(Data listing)
╭──

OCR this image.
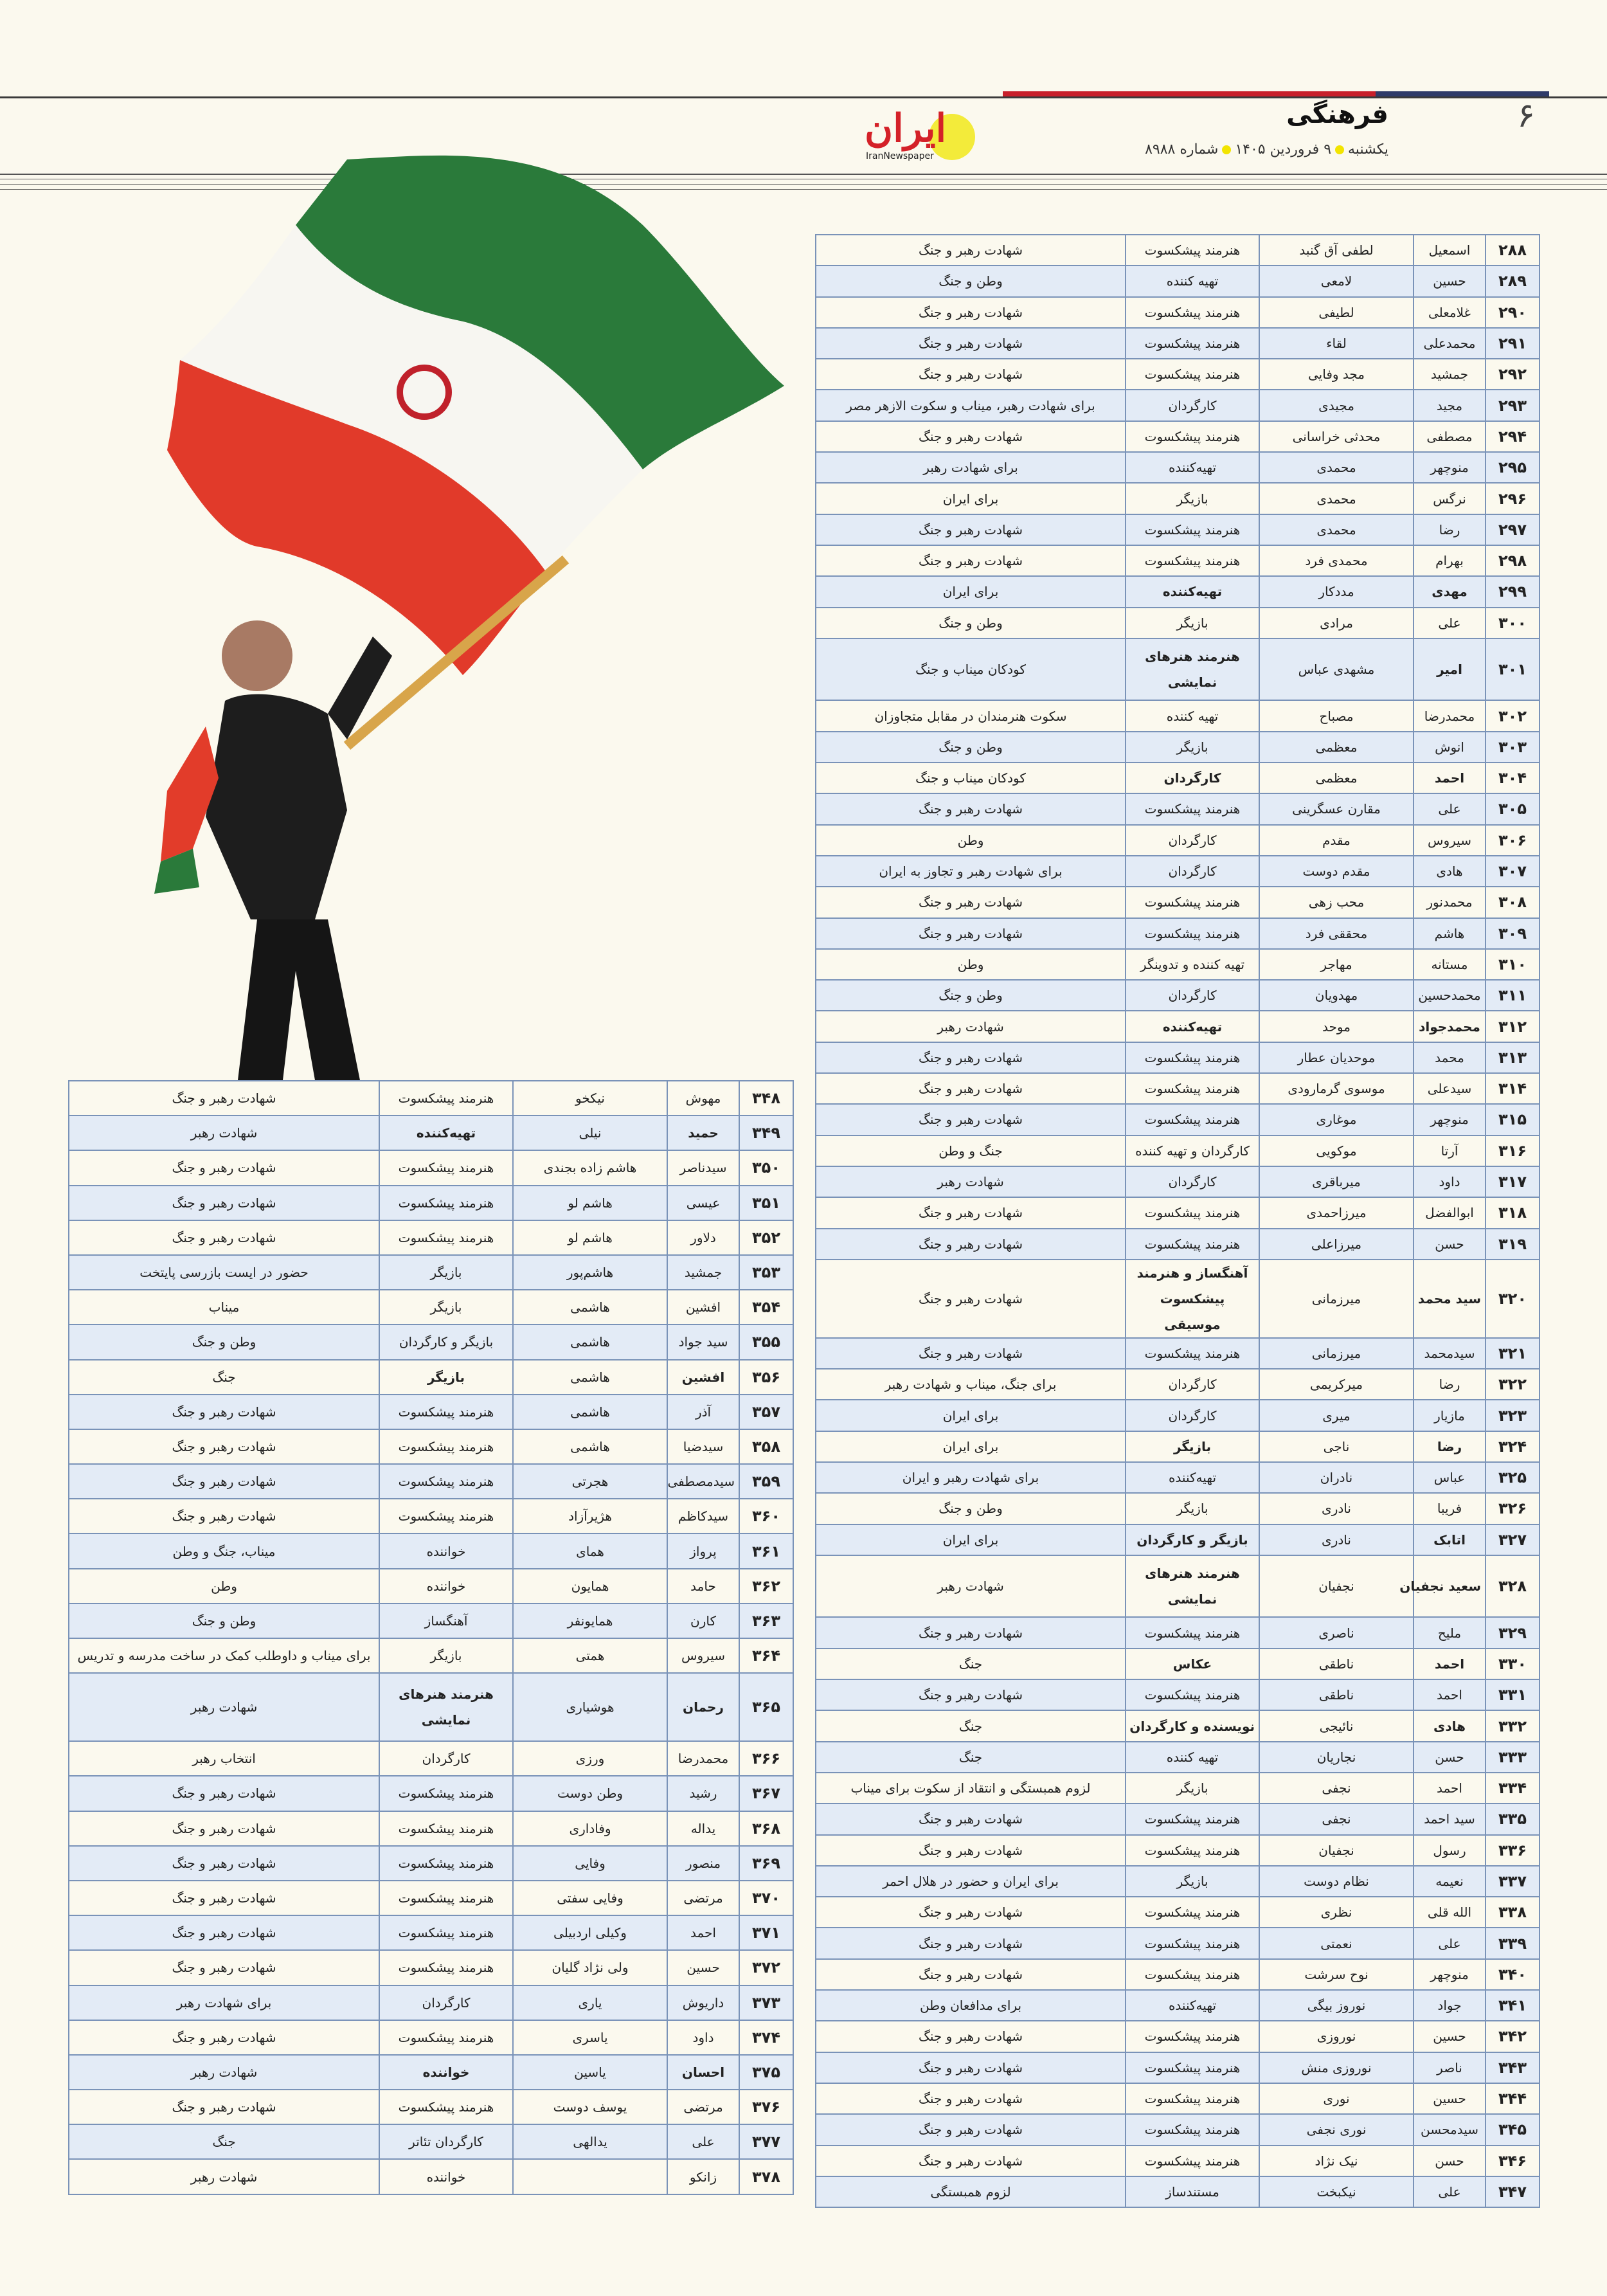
۶
فرهنگی
یکشنبه۹ فروردین ۱۴۰۵شماره ۸۹۸۸
ایران
IranNewspaper
۲۸۸	اسمعیل	لطفی آق گنبد	هنرمند پیشکسوت	شهادت رهبر و جنگ
۲۸۹	حسین	لامعی	تهیه کننده	وطن و جنگ
۲۹۰	غلامعلی	لطیفی	هنرمند پیشکسوت	شهادت رهبر و جنگ
۲۹۱	محمدعلی	لقاء	هنرمند پیشکسوت	شهادت رهبر و جنگ
۲۹۲	جمشید	مجد وفایی	هنرمند پیشکسوت	شهادت رهبر و جنگ
۲۹۳	مجید	مجیدی	کارگردان	برای شهادت رهبر، میناب و سکوت الازهر مصر
۲۹۴	مصطفی	محدثی خراسانی	هنرمند پیشکسوت	شهادت رهبر و جنگ
۲۹۵	منوچهر	محمدی	تهیه‌کننده	برای شهادت رهبر
۲۹۶	نرگس	محمدی	بازیگر	برای ایران
۲۹۷	رضا	محمدی	هنرمند پیشکسوت	شهادت رهبر و جنگ
۲۹۸	بهرام	محمدی فرد	هنرمند پیشکسوت	شهادت رهبر و جنگ
۲۹۹	مهدی	مددکار	تهیه‌کننده	برای ایران
۳۰۰	علی	مرادی	بازیگر	وطن و جنگ
۳۰۱	امیر	مشهدی عباس	هنرمند هنرهای نمایشی	کودکان میناب و جنگ
۳۰۲	محمدرضا	مصباح	تهیه کننده	سکوت هنرمندان در مقابل متجاوزان
۳۰۳	انوش	معظمی	بازیگر	وطن و جنگ
۳۰۴	احمد	معظمی	کارگردان	کودکان میناب و جنگ
۳۰۵	علی	مقارن عسگرینی	هنرمند پیشکسوت	شهادت رهبر و جنگ
۳۰۶	سیروس	مقدم	کارگردان	وطن
۳۰۷	هادی	مقدم دوست	کارگردان	برای شهادت رهبر و تجاوز به ایران
۳۰۸	محمدنور	محب زهی	هنرمند پیشکسوت	شهادت رهبر و جنگ
۳۰۹	هاشم	محققی فرد	هنرمند پیشکسوت	شهادت رهبر و جنگ
۳۱۰	مستانه	مهاجر	تهیه کننده و تدوینگر	وطن
۳۱۱	محمدحسین	مهدویان	کارگردان	وطن و جنگ
۳۱۲	محمدجواد	موحد	تهیه‌کننده	شهادت رهبر
۳۱۳	محمد	موحدیان عطار	هنرمند پیشکسوت	شهادت رهبر و جنگ
۳۱۴	سیدعلی	موسوی گرمارودی	هنرمند پیشکسوت	شهادت رهبر و جنگ
۳۱۵	منوچهر	موغاری	هنرمند پیشکسوت	شهادت رهبر و جنگ
۳۱۶	آرتا	موکویی	کارگردان و تهیه کننده	جنگ و وطن
۳۱۷	داود	میرباقری	کارگردان	شهادت رهبر
۳۱۸	ابوالفضل	میرزاحمدی	هنرمند پیشکسوت	شهادت رهبر و جنگ
۳۱۹	حسن	میرزاعلی	هنرمند پیشکسوت	شهادت رهبر و جنگ
۳۲۰	سید محمد	میرزمانی	آهنگساز و هنرمند پیشکسوت موسیقی	شهادت رهبر و جنگ
۳۲۱	سیدمحمد	میرزمانی	هنرمند پیشکسوت	شهادت رهبر و جنگ
۳۲۲	رضا	میرکریمی	کارگردان	برای جنگ، میناب و شهادت رهبر
۳۲۳	مازیار	میری	کارگردان	برای ایران
۳۲۴	رضا	ناجی	بازیگر	برای ایران
۳۲۵	عباس	نادران	تهیه‌کننده	برای شهادت رهبر و ایران
۳۲۶	فریبا	نادری	بازیگر	وطن و جنگ
۳۲۷	اتابک	نادری	بازیگر و کارگردان	برای ایران
۳۲۸	سعید نجفیان	نجفیان	هنرمند هنرهای نمایشی	شهادت رهبر
۳۲۹	ملیح	ناصری	هنرمند پیشکسوت	شهادت رهبر و جنگ
۳۳۰	احمد	ناطقی	عکاس	جنگ
۳۳۱	احمد	ناطقی	هنرمند پیشکسوت	شهادت رهبر و جنگ
۳۳۲	هادی	نائیجی	نویسنده و کارگردان	جنگ
۳۳۳	حسن	نجاریان	تهیه کننده	جنگ
۳۳۴	احمد	نجفی	بازیگر	لزوم همبستگی و انتقاد از سکوت برای میناب
۳۳۵	سید احمد	نجفی	هنرمند پیشکسوت	شهادت رهبر و جنگ
۳۳۶	رسول	نجفیان	هنرمند پیشکسوت	شهادت رهبر و جنگ
۳۳۷	نعیمه	نظام دوست	بازیگر	برای ایران و حضور در هلال احمر
۳۳۸	الله قلی	نظری	هنرمند پیشکسوت	شهادت رهبر و جنگ
۳۳۹	علی	نعمتی	هنرمند پیشکسوت	شهادت رهبر و جنگ
۳۴۰	منوچهر	نوح سرشت	هنرمند پیشکسوت	شهادت رهبر و جنگ
۳۴۱	جواد	نوروز بیگی	تهیه‌کننده	برای مدافعان وطن
۳۴۲	حسین	نوروزی	هنرمند پیشکسوت	شهادت رهبر و جنگ
۳۴۳	ناصر	نوروزی منش	هنرمند پیشکسوت	شهادت رهبر و جنگ
۳۴۴	حسین	نوری	هنرمند پیشکسوت	شهادت رهبر و جنگ
۳۴۵	سیدمحسن	نوری نجفی	هنرمند پیشکسوت	شهادت رهبر و جنگ
۳۴۶	حسن	نیک نژاد	هنرمند پیشکسوت	شهادت رهبر و جنگ
۳۴۷	علی	نیکبخت	مستندساز	لزوم همبستگی
۳۴۸	مهوش	نیکخو	هنرمند پیشکسوت	شهادت رهبر و جنگ
۳۴۹	حمید	نیلی	تهیه‌کننده	شهادت رهبر
۳۵۰	سیدناصر	هاشم زاده بجندی	هنرمند پیشکسوت	شهادت رهبر و جنگ
۳۵۱	عیسی	هاشم لو	هنرمند پیشکسوت	شهادت رهبر و جنگ
۳۵۲	دلاور	هاشم لو	هنرمند پیشکسوت	شهادت رهبر و جنگ
۳۵۳	جمشید	هاشم‌پور	بازیگر	حضور در ایست بازرسی پایتخت
۳۵۴	افشین	هاشمی	بازیگر	میناب
۳۵۵	سید جواد	هاشمی	بازیگر و کارگردان	وطن و جنگ
۳۵۶	افشین	هاشمی	بازیگر	جنگ
۳۵۷	آذر	هاشمی	هنرمند پیشکسوت	شهادت رهبر و جنگ
۳۵۸	سیدضیا	هاشمی	هنرمند پیشکسوت	شهادت رهبر و جنگ
۳۵۹	سیدمصطفی	هجرتی	هنرمند پیشکسوت	شهادت رهبر و جنگ
۳۶۰	سیدکاظم	هژیرآزاد	هنرمند پیشکسوت	شهادت رهبر و جنگ
۳۶۱	پرواز	همای	خواننده	میناب، جنگ و وطن
۳۶۲	حامد	همایون	خواننده	وطن
۳۶۳	کارن	همایونفر	آهنگساز	وطن و جنگ
۳۶۴	سیروس	همتی	بازیگر	برای میناب و داوطلب کمک در ساخت مدرسه و تدریس
۳۶۵	رحمان	هوشیاری	هنرمند هنرهای نمایشی	شهادت رهبر
۳۶۶	محمدرضا	ورزی	کارگردان	انتخاب رهبر
۳۶۷	رشید	وطن دوست	هنرمند پیشکسوت	شهادت رهبر و جنگ
۳۶۸	یداله	وفاداری	هنرمند پیشکسوت	شهادت رهبر و جنگ
۳۶۹	منصور	وفایی	هنرمند پیشکسوت	شهادت رهبر و جنگ
۳۷۰	مرتضی	وفایی سفتی	هنرمند پیشکسوت	شهادت رهبر و جنگ
۳۷۱	احمد	وکیلی اردبیلی	هنرمند پیشکسوت	شهادت رهبر و جنگ
۳۷۲	حسین	ولی نژاد گلیان	هنرمند پیشکسوت	شهادت رهبر و جنگ
۳۷۳	داریوش	یاری	کارگردان	برای شهادت رهبر
۳۷۴	داود	یاسری	هنرمند پیشکسوت	شهادت رهبر و جنگ
۳۷۵	احسان	یاسین	خواننده	شهادت رهبر
۳۷۶	مرتضی	یوسف دوست	هنرمند پیشکسوت	شهادت رهبر و جنگ
۳۷۷	علی	یدالهی	کارگردان تئاتر	جنگ
۳۷۸	زانکو		خواننده	شهادت رهبر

╰──

*The exercise*: Filter the listing above by the word "وفایی"; copy each line that passes.

*Right answer*:
۲۹۲	جمشید	مجد وفایی	هنرمند پیشکسوت	شهادت رهبر و جنگ
۳۶۹	منصور	وفایی	هنرمند پیشکسوت	شهادت رهبر و جنگ
۳۷۰	مرتضی	وفایی سفتی	هنرمند پیشکسوت	شهادت رهبر و جنگ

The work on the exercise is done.